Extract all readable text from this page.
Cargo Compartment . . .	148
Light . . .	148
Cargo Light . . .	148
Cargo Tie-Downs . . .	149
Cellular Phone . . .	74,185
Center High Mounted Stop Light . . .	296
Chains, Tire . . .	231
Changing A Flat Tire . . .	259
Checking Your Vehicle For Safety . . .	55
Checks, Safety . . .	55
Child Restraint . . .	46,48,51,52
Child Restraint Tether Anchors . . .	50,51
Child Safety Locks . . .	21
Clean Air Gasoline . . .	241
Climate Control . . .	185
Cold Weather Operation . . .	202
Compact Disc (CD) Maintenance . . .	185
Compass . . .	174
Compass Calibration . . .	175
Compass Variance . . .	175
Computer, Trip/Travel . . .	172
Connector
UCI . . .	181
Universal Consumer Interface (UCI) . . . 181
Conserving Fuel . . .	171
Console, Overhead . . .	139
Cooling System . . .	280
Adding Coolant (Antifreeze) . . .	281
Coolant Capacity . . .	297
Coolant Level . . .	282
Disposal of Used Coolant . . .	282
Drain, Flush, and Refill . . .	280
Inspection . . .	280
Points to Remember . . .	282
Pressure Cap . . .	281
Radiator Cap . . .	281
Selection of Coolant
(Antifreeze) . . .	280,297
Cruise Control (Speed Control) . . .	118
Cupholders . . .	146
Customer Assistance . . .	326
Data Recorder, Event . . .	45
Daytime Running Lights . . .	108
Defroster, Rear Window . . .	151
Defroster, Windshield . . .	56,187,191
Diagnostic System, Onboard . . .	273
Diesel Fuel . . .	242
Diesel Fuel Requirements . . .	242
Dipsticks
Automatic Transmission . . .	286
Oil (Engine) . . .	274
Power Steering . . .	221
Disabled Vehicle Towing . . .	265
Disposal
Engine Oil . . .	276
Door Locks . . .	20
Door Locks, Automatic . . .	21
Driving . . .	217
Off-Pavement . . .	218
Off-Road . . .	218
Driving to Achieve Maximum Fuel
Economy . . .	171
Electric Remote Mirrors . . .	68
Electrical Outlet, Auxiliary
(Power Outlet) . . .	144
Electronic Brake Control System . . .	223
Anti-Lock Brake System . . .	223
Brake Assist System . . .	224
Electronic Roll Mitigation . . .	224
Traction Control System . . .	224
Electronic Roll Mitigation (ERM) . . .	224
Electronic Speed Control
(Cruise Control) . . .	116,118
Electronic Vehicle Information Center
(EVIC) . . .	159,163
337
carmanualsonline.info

YOUR TASK. Exactly as they are written, print the entries again.

RESPONSE TO THE EXERCISE.
Extract all readable text from this page.
Cargo Compartment . . .	148
Light . . .	148
Cargo Light . . .	148
Cargo Tie-Downs . . .	149
Cellular Phone . . .	74,185
Center High Mounted Stop Light . . .	296
Chains, Tire . . .	231
Changing A Flat Tire . . .	259
Checking Your Vehicle For Safety . . .	55
Checks, Safety . . .	55
Child Restraint . . .	46,48,51,52
Child Restraint Tether Anchors . . .	50,51
Child Safety Locks . . .	21
Clean Air Gasoline . . .	241
Climate Control . . .	185
Cold Weather Operation . . .	202
Compact Disc (CD) Maintenance . . .	185
Compass . . .	174
Compass Calibration . . .	175
Compass Variance . . .	175
Computer, Trip/Travel . . .	172
Connector
UCI . . .	181
Universal Consumer Interface (UCI) . . . 181
Conserving Fuel . . .	171
Console, Overhead . . .	139
Cooling System . . .	280
Adding Coolant (Antifreeze) . . .	281
Coolant Capacity . . .	297
Coolant Level . . .	282
Disposal of Used Coolant . . .	282
Drain, Flush, and Refill . . .	280
Inspection . . .	280
Points to Remember . . .	282
Pressure Cap . . .	281
Radiator Cap . . .	281
Selection of Coolant
(Antifreeze) . . .	280,297
Cruise Control (Speed Control) . . .	118
Cupholders . . .	146
Customer Assistance . . .	326
Data Recorder, Event . . .	45
Daytime Running Lights . . .	108
Defroster, Rear Window . . .	151
Defroster, Windshield . . .	56,187,191
Diagnostic System, Onboard . . .	273
Diesel Fuel . . .	242
Diesel Fuel Requirements . . .	242
Dipsticks
Automatic Transmission . . .	286
Oil (Engine) . . .	274
Power Steering . . .	221
Disabled Vehicle Towing . . .	265
Disposal
Engine Oil . . .	276
Door Locks . . .	20
Door Locks, Automatic . . .	21
Driving . . .	217
Off-Pavement . . .	218
Off-Road . . .	218
Driving to Achieve Maximum Fuel
Economy . . .	171
Electric Remote Mirrors . . .	68
Electrical Outlet, Auxiliary
(Power Outlet) . . .	144
Electronic Brake Control System . . .	223
Anti-Lock Brake System . . .	223
Brake Assist System . . .	224
Electronic Roll Mitigation . . .	224
Traction Control System . . .	224
Electronic Roll Mitigation (ERM) . . .	224
Electronic Speed Control
(Cruise Control) . . .	116,118
Electronic Vehicle Information Center
(EVIC) . . .	159,163
337
carmanualsonline.info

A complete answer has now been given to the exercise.